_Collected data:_
-- START --

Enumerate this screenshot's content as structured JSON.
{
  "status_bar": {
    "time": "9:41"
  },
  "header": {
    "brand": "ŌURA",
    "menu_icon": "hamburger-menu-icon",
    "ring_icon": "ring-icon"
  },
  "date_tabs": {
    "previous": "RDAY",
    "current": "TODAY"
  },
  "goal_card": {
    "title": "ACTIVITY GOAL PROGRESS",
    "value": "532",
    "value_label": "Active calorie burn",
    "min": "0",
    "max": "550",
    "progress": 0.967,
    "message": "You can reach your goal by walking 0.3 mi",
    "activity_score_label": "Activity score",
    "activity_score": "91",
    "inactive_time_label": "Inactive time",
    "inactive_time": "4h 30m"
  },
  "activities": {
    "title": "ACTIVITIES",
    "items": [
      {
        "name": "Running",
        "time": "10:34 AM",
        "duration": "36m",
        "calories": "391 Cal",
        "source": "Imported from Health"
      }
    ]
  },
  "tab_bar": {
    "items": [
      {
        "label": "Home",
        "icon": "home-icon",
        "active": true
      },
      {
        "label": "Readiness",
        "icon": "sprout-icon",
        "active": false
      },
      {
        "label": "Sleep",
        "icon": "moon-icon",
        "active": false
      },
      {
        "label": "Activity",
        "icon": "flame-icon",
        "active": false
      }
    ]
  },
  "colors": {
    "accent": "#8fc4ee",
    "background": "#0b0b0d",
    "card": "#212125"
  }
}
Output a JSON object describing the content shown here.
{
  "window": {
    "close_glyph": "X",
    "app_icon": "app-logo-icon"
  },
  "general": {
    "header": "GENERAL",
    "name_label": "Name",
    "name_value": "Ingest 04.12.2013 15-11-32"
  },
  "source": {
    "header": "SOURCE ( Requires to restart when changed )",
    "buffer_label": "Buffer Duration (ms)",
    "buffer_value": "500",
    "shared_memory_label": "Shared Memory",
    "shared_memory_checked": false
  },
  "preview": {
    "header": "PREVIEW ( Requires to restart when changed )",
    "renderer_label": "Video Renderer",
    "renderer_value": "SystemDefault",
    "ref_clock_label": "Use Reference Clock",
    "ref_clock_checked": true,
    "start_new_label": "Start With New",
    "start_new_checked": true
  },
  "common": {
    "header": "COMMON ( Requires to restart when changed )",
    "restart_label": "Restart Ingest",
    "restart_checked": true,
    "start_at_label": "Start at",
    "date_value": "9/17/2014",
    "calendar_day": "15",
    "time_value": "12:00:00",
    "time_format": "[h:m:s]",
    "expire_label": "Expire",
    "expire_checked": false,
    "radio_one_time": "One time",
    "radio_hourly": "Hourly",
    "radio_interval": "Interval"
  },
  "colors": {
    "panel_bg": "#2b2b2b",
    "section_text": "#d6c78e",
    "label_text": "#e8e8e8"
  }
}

-- END --

Extract all lines as given.

_TASK RESPONSE:_
Enumerate this screenshot's content as structured JSON.
{
  "status_bar": {
    "time": "9:41"
  },
  "header": {
    "brand": "ŌURA",
    "menu_icon": "hamburger-menu-icon",
    "ring_icon": "ring-icon"
  },
  "date_tabs": {
    "previous": "RDAY",
    "current": "TODAY"
  },
  "goal_card": {
    "title": "ACTIVITY GOAL PROGRESS",
    "value": "532",
    "value_label": "Active calorie burn",
    "min": "0",
    "max": "550",
    "progress": 0.967,
    "message": "You can reach your goal by walking 0.3 mi",
    "activity_score_label": "Activity score",
    "activity_score": "91",
    "inactive_time_label": "Inactive time",
    "inactive_time": "4h 30m"
  },
  "activities": {
    "title": "ACTIVITIES",
    "items": [
      {
        "name": "Running",
        "time": "10:34 AM",
        "duration": "36m",
        "calories": "391 Cal",
        "source": "Imported from Health"
      }
    ]
  },
  "tab_bar": {
    "items": [
      {
        "label": "Home",
        "icon": "home-icon",
        "active": true
      },
      {
        "label": "Readiness",
        "icon": "sprout-icon",
        "active": false
      },
      {
        "label": "Sleep",
        "icon": "moon-icon",
        "active": false
      },
      {
        "label": "Activity",
        "icon": "flame-icon",
        "active": false
      }
    ]
  },
  "colors": {
    "accent": "#8fc4ee",
    "background": "#0b0b0d",
    "card": "#212125"
  }
}
Output a JSON object describing the content shown here.
{
  "window": {
    "close_glyph": "X",
    "app_icon": "app-logo-icon"
  },
  "general": {
    "header": "GENERAL",
    "name_label": "Name",
    "name_value": "Ingest 04.12.2013 15-11-32"
  },
  "source": {
    "header": "SOURCE ( Requires to restart when changed )",
    "buffer_label": "Buffer Duration (ms)",
    "buffer_value": "500",
    "shared_memory_label": "Shared Memory",
    "shared_memory_checked": false
  },
  "preview": {
    "header": "PREVIEW ( Requires to restart when changed )",
    "renderer_label": "Video Renderer",
    "renderer_value": "SystemDefault",
    "ref_clock_label": "Use Reference Clock",
    "ref_clock_checked": true,
    "start_new_label": "Start With New",
    "start_new_checked": true
  },
  "common": {
    "header": "COMMON ( Requires to restart when changed )",
    "restart_label": "Restart Ingest",
    "restart_checked": true,
    "start_at_label": "Start at",
    "date_value": "9/17/2014",
    "calendar_day": "15",
    "time_value": "12:00:00",
    "time_format": "[h:m:s]",
    "expire_label": "Expire",
    "expire_checked": false,
    "radio_one_time": "One time",
    "radio_hourly": "Hourly",
    "radio_interval": "Interval"
  },
  "colors": {
    "panel_bg": "#2b2b2b",
    "section_text": "#d6c78e",
    "label_text": "#e8e8e8"
  }
}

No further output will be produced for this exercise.